_Document section:_

I was told to force my previous dog to take the dumb bell in her mouth, and that REALLY backfired.

Eska will sometimes take the dumb bell willingly from my hands, if I get her excited enough about it (tease her with it) but she much prefers a ball. 

Any one have any novel ways of getting her more excited about the dumb bell? I don't think she likes the feel of it in her mouth. What about wrapping it with VetWrap?

She will retrieve (SOMETIMES!) both the ball and the dumb bell, but spits the ball out before i can get her to sit. She does the same with the dumb bell, and most often drops it after carrying it for a few feet.

I am not anti-correction, but strive to used positive training as much as possible. I LOVE to see a schutzhund dog wagging its tail during obedience!


----------



## dogbyte (Apr 5, 2002)

I have taught my last 3 dogs by reverse chaining. From supersoftabused inprevioustraining Xara to my super high drive .want to learn Dutch shepherd Rossi. The 2 I used more " force" with one rebelled and I smartly started all over with and got his Schh3 ( now IPO) with no DQs. I quit sport dogs after I had Jaden (semi force with high natural retrieve) got his Bh. Started w dowel behind my back and dog sitting front. Quickly presented and mark reward for nose touch. Slowly upped criteria. Funny story. Xara got to where she would holding but immediately drop it. Favorite trainer told metros how her supper, ask for her to take it. If she dropped it, no supper.3rd night she pulled my sweatshirt off chair, into her rate and peed on it...that next day she did it perfect and never looked back. Then dog sat beside and picked it up right in front of him, you set it there, return front.then you move it further..teach last of an behavior last. Also in the sitting in front of you, change to dumbbell. The reason for asking for quick response to level of behavior is to lead to quick retrieve,especially important to IPO..also worked with them justhealingaround to it, finished with a recall and taking it only occasionally before heeling around again..some dogs do well with tugging if they don't get chewy. Have a super German dumbbell that has rubber bar and two rope handles. Sorry so long.


----------



## mspiker03 (Dec 7, 2006)

Certainly not an expert, but I started TJ out by (me) sitting in a chair and he was sitting right in front of me. I teased him with the dumbbell and the second he put his mouth around it I marked and rewarded him (food). We then went for duration/hold once he readily grabbed it on his own. I took the chair away and worked on it. Retrieving is a whole other set of exercises that we did after once he would take, hold and walk with the dumbbell. I now use his ball as a reward.


----------



## Steve Strom (Oct 26, 2013)

If you do a force retrieve, you have to see it through even if its ugly. If you don't, odds aren't real good she'll ever pick up a dumbell. I like Ivan's steps from his video. You basically create a play retrieve with a toy first. Then separate of that you work on hold with a dowel that has a lanyard attached to the end. That's where you create a little pressure for the hold. At some point when both are solid, you'll build a little drive for the dumbell and toss that. The video is really straight forward and easy to follow.

_Directive 1:_ Reproduce the stretch of the thread on dumbbell training from "Eska will sometimes" through "it with VetWrap?".
_Directive 2:_ In the thread on dumbbell training, what is attached to the end of the dowel used for hold work in Steve Strom's post?

Stored dataset items
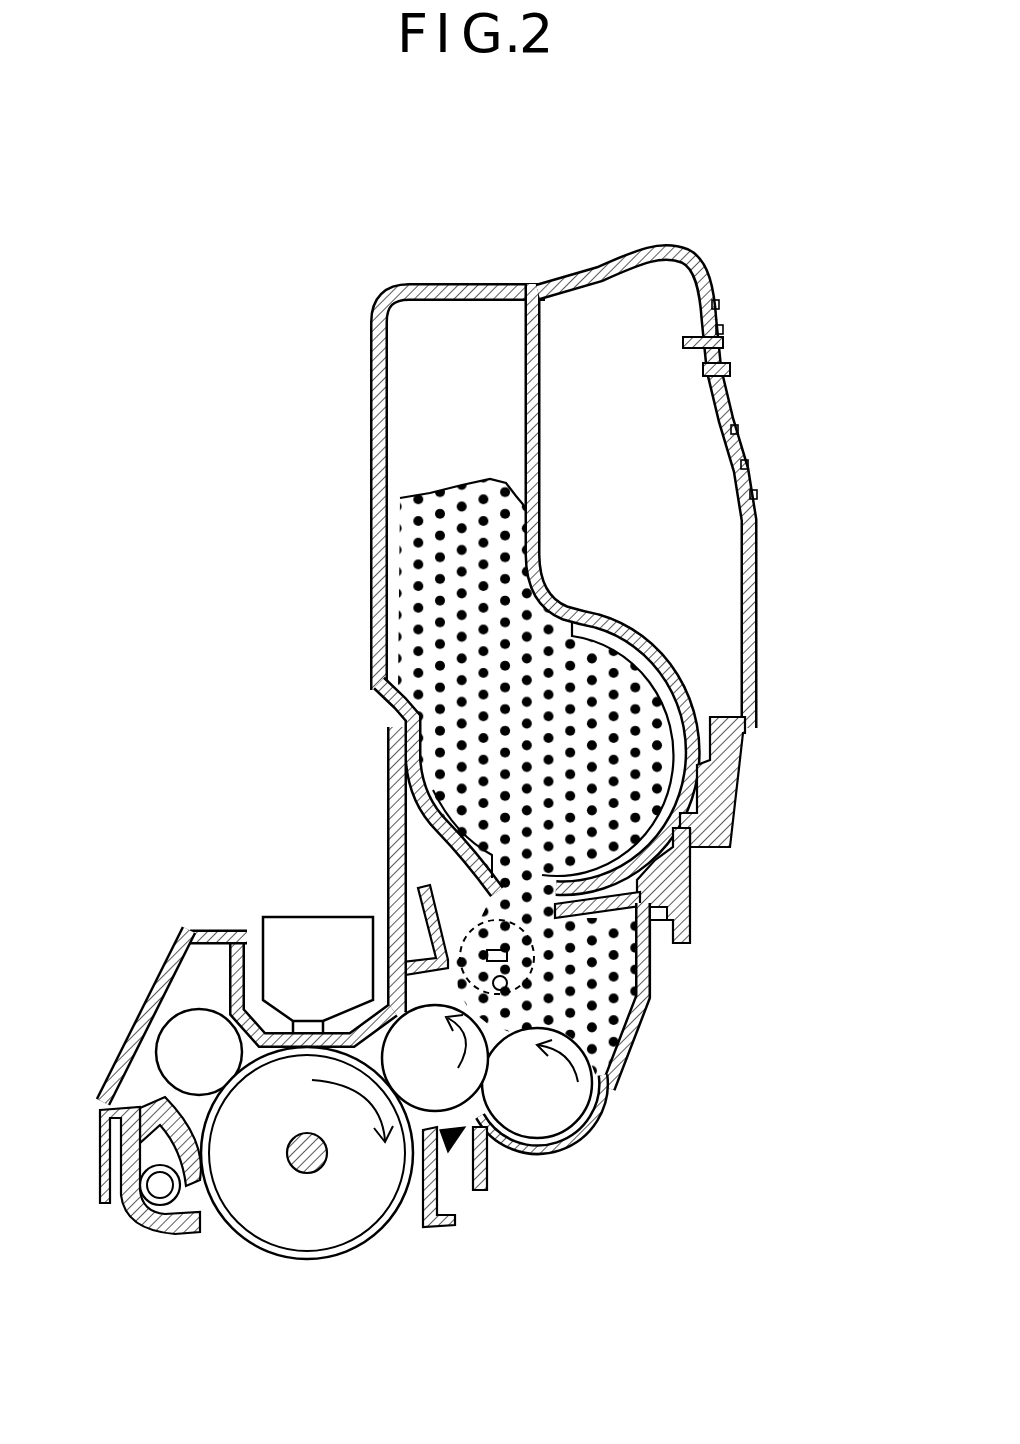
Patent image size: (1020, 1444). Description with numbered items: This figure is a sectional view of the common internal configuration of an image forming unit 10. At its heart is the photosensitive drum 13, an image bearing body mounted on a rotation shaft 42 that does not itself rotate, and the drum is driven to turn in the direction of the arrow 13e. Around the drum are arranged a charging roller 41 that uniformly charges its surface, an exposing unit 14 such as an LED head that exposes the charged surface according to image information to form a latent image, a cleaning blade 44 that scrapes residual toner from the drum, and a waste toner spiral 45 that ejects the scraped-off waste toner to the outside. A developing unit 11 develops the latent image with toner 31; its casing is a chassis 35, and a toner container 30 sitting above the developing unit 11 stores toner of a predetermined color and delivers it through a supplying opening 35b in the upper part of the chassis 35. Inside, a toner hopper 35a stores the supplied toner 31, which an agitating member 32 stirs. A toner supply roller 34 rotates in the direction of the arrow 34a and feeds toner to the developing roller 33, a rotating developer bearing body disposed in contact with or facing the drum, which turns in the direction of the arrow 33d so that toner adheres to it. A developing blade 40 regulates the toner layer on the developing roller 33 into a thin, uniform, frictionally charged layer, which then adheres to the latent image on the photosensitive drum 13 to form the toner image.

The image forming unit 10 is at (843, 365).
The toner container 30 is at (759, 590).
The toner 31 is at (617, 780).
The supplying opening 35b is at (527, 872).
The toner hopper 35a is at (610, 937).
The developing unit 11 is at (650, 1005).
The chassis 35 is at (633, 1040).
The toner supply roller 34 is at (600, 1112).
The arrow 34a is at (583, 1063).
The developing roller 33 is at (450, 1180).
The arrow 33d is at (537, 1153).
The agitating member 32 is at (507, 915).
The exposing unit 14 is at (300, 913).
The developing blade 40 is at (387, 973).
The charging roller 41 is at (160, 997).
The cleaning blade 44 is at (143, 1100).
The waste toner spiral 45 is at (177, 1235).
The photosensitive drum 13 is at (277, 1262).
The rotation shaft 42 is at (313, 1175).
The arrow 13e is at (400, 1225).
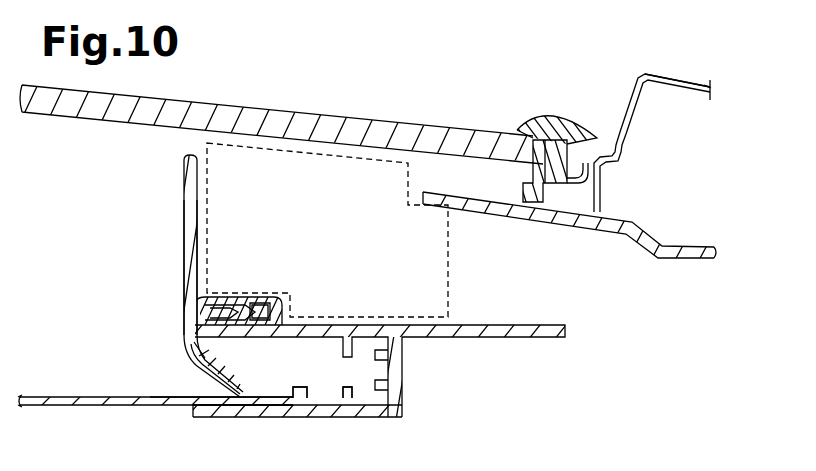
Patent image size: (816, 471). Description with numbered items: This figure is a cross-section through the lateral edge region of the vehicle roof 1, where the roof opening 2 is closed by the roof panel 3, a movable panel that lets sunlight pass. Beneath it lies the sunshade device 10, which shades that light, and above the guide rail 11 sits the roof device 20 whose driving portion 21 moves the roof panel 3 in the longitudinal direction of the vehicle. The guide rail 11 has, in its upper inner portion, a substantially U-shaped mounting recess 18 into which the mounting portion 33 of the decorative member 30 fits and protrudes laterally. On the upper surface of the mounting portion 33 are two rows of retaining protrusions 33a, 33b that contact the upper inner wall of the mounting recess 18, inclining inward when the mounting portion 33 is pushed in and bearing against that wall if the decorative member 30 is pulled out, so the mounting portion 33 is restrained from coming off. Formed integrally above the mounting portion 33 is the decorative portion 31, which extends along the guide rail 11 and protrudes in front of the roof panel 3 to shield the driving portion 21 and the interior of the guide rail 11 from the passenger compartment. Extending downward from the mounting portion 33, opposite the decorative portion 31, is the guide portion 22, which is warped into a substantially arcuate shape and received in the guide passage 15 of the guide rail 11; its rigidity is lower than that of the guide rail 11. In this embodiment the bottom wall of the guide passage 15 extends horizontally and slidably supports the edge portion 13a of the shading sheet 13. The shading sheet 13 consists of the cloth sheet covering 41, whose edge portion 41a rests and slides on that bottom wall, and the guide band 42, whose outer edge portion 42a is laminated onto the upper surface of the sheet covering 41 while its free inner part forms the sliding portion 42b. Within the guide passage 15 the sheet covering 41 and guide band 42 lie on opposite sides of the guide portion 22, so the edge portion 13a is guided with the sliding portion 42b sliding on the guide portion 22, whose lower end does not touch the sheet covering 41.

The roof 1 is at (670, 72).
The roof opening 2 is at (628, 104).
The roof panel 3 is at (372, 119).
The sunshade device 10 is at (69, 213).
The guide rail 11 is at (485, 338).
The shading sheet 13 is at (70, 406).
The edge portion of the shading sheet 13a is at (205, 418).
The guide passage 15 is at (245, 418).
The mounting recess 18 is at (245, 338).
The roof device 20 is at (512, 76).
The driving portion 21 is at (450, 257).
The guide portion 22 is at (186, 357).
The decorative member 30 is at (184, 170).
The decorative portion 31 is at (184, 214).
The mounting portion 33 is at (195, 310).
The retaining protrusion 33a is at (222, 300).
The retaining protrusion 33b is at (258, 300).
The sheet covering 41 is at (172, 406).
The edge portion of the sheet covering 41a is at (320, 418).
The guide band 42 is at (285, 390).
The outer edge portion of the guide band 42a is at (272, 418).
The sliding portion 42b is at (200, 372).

--

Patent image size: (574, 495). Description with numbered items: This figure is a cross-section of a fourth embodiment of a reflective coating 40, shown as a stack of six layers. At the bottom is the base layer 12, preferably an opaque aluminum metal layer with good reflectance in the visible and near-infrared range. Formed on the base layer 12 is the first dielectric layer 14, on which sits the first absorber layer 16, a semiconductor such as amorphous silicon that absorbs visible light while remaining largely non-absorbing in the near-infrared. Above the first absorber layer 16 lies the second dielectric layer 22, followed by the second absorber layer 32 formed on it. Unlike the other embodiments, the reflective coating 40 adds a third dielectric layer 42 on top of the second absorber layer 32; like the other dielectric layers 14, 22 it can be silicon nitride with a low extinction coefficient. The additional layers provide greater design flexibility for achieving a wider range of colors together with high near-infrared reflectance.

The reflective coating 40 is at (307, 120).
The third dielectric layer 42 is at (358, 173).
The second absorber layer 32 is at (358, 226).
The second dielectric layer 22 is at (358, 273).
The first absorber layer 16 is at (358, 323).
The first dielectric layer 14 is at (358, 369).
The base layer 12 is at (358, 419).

_Complete output 1:_
Eska will sometimes take the dumb bell willingly from my hands, if I get her excited enough about it (tease her with it) but she much prefers a ball. 

Any one have any novel ways of getting her more excited about the dumb bell? I don't think she likes the feel of it in her mouth. What about wrapping it with VetWrap?

_Complete output 2:_ A lanyard.